■ Task directions
Copy, from the entries below, each line in which the string "society" appears.

■ Data supplied
+++

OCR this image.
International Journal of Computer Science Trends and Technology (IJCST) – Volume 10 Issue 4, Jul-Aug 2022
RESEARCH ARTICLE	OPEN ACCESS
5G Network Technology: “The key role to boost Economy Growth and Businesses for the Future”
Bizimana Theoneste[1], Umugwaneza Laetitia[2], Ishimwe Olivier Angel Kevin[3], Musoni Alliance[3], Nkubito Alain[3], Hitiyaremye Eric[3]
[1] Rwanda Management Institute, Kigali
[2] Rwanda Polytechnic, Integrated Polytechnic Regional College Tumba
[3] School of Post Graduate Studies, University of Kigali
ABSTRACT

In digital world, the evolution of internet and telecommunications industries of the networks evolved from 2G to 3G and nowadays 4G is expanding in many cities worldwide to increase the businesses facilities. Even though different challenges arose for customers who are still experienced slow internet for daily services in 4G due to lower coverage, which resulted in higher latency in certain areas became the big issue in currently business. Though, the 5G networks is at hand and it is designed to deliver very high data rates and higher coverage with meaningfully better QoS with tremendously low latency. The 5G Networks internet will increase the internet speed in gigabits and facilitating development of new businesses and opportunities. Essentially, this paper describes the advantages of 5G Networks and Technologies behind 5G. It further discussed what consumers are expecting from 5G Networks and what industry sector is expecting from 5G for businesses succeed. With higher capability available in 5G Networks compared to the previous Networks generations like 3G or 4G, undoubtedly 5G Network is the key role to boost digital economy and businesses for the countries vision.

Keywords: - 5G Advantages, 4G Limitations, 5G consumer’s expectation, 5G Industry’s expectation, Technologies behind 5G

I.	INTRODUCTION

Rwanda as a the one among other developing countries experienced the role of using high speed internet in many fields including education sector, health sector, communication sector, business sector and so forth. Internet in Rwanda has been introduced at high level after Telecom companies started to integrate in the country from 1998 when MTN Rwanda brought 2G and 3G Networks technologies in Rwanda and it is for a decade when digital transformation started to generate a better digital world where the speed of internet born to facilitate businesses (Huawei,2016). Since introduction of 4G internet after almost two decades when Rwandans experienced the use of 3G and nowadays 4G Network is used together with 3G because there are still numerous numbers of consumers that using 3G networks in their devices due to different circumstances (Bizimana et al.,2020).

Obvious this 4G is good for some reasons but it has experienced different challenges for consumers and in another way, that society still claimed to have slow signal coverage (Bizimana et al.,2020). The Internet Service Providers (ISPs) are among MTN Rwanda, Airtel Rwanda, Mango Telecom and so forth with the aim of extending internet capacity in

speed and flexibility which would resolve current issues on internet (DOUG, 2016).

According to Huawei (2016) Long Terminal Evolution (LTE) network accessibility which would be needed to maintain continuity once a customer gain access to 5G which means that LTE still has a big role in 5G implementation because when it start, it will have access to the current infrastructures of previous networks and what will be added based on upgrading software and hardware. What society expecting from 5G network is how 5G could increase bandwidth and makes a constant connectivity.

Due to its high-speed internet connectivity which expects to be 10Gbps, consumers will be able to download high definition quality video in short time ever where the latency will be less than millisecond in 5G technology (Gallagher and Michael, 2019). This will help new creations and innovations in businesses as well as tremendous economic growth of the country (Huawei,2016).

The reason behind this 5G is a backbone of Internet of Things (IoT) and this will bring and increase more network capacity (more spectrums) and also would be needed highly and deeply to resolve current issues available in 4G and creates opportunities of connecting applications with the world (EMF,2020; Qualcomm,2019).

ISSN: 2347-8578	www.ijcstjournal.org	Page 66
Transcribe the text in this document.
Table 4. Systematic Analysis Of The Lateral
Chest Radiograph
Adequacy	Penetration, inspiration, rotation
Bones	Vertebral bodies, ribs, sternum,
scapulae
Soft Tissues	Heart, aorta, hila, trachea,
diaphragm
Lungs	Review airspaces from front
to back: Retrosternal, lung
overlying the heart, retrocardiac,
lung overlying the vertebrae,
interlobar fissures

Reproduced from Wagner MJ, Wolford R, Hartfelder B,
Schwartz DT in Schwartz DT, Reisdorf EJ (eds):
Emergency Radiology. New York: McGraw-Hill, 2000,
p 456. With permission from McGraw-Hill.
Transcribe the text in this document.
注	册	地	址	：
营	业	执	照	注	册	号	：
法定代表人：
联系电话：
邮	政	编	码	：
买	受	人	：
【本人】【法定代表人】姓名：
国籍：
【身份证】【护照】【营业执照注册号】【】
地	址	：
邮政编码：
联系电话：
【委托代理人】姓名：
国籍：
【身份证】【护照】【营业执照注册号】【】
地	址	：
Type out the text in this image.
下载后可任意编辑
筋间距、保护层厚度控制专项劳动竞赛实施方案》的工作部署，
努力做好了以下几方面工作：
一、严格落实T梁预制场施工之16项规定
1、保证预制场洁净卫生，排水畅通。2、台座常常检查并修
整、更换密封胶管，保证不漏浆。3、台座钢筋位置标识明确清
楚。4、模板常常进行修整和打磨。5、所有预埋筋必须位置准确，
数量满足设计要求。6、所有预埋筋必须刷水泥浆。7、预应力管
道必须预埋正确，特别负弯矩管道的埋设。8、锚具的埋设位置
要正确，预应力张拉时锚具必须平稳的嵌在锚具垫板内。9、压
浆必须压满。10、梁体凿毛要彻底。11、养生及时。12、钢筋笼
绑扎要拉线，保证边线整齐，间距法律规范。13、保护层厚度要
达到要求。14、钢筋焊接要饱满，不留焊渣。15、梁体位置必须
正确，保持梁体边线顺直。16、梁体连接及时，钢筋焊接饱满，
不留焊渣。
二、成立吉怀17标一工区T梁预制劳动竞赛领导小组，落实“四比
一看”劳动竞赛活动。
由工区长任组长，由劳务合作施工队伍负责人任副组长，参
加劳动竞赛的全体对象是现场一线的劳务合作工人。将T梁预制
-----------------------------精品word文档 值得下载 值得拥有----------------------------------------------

+++

■ Exercise solution
Obvious this 4G is good for some reasons but it has experienced different challenges for consumers and in another way, that society still claimed to have slow signal coverage (Bizimana et al.,2020). The Internet Service Providers (ISPs) are among MTN Rwanda, Airtel Rwanda, Mango Telecom and so forth with the aim of extending internet capacity in
According to Huawei (2016) Long Terminal Evolution (LTE) network accessibility which would be needed to maintain continuity once a customer gain access to 5G which means that LTE still has a big role in 5G implementation because when it start, it will have access to the current infrastructures of previous networks and what will be added based on upgrading software and hardware. What society expecting from 5G network is how 5G could increase bandwidth and makes a constant connectivity.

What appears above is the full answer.